## The exercise
Please write out the material below exactly as given.

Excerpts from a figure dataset

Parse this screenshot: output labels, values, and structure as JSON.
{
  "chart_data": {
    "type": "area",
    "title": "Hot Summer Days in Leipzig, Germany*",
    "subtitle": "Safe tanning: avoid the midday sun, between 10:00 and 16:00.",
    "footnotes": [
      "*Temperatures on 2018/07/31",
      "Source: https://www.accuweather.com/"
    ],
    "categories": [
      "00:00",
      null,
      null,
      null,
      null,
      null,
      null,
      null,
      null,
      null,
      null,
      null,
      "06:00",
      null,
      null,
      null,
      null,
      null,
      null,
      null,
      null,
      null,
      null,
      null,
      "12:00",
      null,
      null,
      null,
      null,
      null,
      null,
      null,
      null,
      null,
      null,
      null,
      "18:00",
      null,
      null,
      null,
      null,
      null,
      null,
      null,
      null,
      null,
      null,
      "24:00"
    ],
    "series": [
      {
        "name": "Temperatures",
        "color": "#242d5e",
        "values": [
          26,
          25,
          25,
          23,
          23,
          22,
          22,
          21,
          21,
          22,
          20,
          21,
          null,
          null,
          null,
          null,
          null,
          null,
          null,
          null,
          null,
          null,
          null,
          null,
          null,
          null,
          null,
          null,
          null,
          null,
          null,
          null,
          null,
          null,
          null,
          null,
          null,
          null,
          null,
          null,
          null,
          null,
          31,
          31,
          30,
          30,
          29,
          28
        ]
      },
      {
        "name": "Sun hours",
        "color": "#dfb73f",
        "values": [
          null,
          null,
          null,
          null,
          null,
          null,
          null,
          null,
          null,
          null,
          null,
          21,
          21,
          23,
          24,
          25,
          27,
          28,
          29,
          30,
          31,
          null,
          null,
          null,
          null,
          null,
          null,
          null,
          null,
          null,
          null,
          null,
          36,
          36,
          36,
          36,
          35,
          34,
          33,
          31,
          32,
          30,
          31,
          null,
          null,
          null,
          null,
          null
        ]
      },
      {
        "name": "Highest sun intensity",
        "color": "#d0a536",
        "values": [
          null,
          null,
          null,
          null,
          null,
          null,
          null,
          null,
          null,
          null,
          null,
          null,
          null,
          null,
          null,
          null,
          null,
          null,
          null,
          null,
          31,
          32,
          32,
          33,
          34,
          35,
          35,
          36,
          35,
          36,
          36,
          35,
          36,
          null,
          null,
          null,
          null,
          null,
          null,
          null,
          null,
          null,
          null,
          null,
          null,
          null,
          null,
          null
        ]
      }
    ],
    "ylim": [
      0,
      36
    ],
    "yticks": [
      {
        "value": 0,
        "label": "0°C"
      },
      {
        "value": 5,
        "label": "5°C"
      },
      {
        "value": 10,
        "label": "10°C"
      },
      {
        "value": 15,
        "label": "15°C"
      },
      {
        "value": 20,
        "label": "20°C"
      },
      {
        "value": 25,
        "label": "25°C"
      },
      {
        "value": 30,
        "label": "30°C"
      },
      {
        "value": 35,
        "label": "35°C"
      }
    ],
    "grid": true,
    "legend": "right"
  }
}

## Worked answer
Parse this screenshot: output labels, values, and structure as JSON.
{
  "chart_data": {
    "type": "area",
    "title": "Hot Summer Days in Leipzig, Germany*",
    "subtitle": "Safe tanning: avoid the midday sun, between 10:00 and 16:00.",
    "footnotes": [
      "*Temperatures on 2018/07/31",
      "Source: https://www.accuweather.com/"
    ],
    "categories": [
      "00:00",
      null,
      null,
      null,
      null,
      null,
      null,
      null,
      null,
      null,
      null,
      null,
      "06:00",
      null,
      null,
      null,
      null,
      null,
      null,
      null,
      null,
      null,
      null,
      null,
      "12:00",
      null,
      null,
      null,
      null,
      null,
      null,
      null,
      null,
      null,
      null,
      null,
      "18:00",
      null,
      null,
      null,
      null,
      null,
      null,
      null,
      null,
      null,
      null,
      "24:00"
    ],
    "series": [
      {
        "name": "Temperatures",
        "color": "#242d5e",
        "values": [
          26,
          25,
          25,
          23,
          23,
          22,
          22,
          21,
          21,
          22,
          20,
          21,
          null,
          null,
          null,
          null,
          null,
          null,
          null,
          null,
          null,
          null,
          null,
          null,
          null,
          null,
          null,
          null,
          null,
          null,
          null,
          null,
          null,
          null,
          null,
          null,
          null,
          null,
          null,
          null,
          null,
          null,
          31,
          31,
          30,
          30,
          29,
          28
        ]
      },
      {
        "name": "Sun hours",
        "color": "#dfb73f",
        "values": [
          null,
          null,
          null,
          null,
          null,
          null,
          null,
          null,
          null,
          null,
          null,
          21,
          21,
          23,
          24,
          25,
          27,
          28,
          29,
          30,
          31,
          null,
          null,
          null,
          null,
          null,
          null,
          null,
          null,
          null,
          null,
          null,
          36,
          36,
          36,
          36,
          35,
          34,
          33,
          31,
          32,
          30,
          31,
          null,
          null,
          null,
          null,
          null
        ]
      },
      {
        "name": "Highest sun intensity",
        "color": "#d0a536",
        "values": [
          null,
          null,
          null,
          null,
          null,
          null,
          null,
          null,
          null,
          null,
          null,
          null,
          null,
          null,
          null,
          null,
          null,
          null,
          null,
          null,
          31,
          32,
          32,
          33,
          34,
          35,
          35,
          36,
          35,
          36,
          36,
          35,
          36,
          null,
          null,
          null,
          null,
          null,
          null,
          null,
          null,
          null,
          null,
          null,
          null,
          null,
          null,
          null
        ]
      }
    ],
    "ylim": [
      0,
      36
    ],
    "yticks": [
      {
        "value": 0,
        "label": "0°C"
      },
      {
        "value": 5,
        "label": "5°C"
      },
      {
        "value": 10,
        "label": "10°C"
      },
      {
        "value": 15,
        "label": "15°C"
      },
      {
        "value": 20,
        "label": "20°C"
      },
      {
        "value": 25,
        "label": "25°C"
      },
      {
        "value": 30,
        "label": "30°C"
      },
      {
        "value": 35,
        "label": "35°C"
      }
    ],
    "grid": true,
    "legend": "right"
  }
}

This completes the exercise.